- Data entries
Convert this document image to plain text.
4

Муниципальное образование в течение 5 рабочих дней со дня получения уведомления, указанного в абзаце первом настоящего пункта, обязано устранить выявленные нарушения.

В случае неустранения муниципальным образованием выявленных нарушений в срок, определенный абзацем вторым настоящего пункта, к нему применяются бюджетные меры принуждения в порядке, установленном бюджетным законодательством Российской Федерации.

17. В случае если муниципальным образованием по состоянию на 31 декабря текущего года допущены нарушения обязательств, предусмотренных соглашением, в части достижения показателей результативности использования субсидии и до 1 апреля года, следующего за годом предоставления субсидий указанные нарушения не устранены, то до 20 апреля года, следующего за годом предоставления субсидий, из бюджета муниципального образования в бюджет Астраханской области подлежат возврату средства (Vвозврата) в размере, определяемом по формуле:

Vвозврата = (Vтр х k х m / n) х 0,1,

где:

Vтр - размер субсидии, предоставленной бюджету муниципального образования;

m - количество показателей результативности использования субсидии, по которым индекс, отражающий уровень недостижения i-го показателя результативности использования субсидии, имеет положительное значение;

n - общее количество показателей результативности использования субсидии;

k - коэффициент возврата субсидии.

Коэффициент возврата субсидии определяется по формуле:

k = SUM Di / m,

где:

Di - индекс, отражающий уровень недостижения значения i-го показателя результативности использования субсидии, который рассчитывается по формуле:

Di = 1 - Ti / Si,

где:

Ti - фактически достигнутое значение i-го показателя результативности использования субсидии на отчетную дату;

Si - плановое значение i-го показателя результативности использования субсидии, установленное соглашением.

- THE EXERCISE
Every line of the material must be returned exactly as it appears.

- TASK RESULT
Convert this document image to plain text.
4

Муниципальное образование в течение 5 рабочих дней со дня получения уведомления, указанного в абзаце первом настоящего пункта, обязано устранить выявленные нарушения.

В случае неустранения муниципальным образованием выявленных нарушений в срок, определенный абзацем вторым настоящего пункта, к нему применяются бюджетные меры принуждения в порядке, установленном бюджетным законодательством Российской Федерации.

17. В случае если муниципальным образованием по состоянию на 31 декабря текущего года допущены нарушения обязательств, предусмотренных соглашением, в части достижения показателей результативности использования субсидии и до 1 апреля года, следующего за годом предоставления субсидий указанные нарушения не устранены, то до 20 апреля года, следующего за годом предоставления субсидий, из бюджета муниципального образования в бюджет Астраханской области подлежат возврату средства (Vвозврата) в размере, определяемом по формуле:

Vвозврата = (Vтр х k х m / n) х 0,1,

где:

Vтр - размер субсидии, предоставленной бюджету муниципального образования;

m - количество показателей результативности использования субсидии, по которым индекс, отражающий уровень недостижения i-го показателя результативности использования субсидии, имеет положительное значение;

n - общее количество показателей результативности использования субсидии;

k - коэффициент возврата субсидии.

Коэффициент возврата субсидии определяется по формуле:

k = SUM Di / m,

где:

Di - индекс, отражающий уровень недостижения значения i-го показателя результативности использования субсидии, который рассчитывается по формуле:

Di = 1 - Ti / Si,

где:

Ti - фактически достигнутое значение i-го показателя результативности использования субсидии на отчетную дату;

Si - плановое значение i-го показателя результативности использования субсидии, установленное соглашением.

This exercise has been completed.